## begin Recorded information

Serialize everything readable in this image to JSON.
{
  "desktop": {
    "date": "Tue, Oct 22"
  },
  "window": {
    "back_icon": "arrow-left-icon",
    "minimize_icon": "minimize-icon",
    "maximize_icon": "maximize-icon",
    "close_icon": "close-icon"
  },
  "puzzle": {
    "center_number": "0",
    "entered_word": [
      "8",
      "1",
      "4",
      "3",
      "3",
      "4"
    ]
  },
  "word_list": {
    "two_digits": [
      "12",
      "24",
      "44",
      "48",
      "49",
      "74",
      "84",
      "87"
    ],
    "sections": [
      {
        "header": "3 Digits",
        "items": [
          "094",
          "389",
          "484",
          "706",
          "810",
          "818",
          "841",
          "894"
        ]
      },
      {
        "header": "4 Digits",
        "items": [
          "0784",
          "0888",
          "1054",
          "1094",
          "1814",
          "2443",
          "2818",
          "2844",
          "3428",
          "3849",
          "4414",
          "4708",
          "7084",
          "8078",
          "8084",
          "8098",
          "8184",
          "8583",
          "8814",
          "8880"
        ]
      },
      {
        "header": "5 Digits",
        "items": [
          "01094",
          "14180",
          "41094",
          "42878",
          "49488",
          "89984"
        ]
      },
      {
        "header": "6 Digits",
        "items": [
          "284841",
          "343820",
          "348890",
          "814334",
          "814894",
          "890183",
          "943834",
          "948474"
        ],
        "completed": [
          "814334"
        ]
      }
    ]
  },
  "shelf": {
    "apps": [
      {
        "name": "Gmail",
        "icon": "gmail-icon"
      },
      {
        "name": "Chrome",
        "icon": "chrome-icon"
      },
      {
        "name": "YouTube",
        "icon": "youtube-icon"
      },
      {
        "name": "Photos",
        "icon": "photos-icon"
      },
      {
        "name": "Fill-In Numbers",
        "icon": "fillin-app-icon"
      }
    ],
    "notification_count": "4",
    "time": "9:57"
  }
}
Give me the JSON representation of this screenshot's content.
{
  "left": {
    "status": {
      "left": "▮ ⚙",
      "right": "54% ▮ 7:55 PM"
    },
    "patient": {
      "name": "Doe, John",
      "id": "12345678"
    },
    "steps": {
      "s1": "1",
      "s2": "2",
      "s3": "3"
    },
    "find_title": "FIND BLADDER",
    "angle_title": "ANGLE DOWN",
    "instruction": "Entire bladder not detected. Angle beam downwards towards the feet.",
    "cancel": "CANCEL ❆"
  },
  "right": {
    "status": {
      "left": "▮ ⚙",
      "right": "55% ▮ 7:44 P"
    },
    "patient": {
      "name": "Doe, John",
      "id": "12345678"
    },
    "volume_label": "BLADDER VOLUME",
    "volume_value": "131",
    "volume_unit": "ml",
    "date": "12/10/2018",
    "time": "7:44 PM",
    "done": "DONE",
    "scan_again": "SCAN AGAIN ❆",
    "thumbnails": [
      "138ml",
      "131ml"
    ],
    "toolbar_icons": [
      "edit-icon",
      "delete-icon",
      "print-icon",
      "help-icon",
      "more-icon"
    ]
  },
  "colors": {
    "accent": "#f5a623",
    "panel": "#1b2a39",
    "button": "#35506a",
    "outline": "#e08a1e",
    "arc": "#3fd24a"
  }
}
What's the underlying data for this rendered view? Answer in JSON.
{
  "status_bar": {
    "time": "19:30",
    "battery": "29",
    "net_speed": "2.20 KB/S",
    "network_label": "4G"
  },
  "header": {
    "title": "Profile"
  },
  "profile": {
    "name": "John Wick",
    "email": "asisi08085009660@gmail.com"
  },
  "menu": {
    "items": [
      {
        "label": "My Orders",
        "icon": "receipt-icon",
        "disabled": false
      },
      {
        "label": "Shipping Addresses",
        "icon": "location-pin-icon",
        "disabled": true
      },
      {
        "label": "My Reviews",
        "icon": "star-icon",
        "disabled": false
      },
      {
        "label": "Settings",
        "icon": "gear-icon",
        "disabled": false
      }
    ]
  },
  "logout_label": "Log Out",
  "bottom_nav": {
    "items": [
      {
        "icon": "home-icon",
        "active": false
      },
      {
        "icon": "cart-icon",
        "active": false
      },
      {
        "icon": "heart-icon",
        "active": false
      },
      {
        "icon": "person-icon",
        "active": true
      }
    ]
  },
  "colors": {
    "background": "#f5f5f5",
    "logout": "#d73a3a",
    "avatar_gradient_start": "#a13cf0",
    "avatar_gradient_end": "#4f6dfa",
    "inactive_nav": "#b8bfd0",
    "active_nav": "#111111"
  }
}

## end Recorded information

• Set task:
Look through the data above. Find each line with the string "this" and copy it.

• Answer to the task:
Serialize everything readable in this image to JSON.
Give me the JSON representation of this screenshot's content.
What's the underlying data for this rendered view? Answer in JSON.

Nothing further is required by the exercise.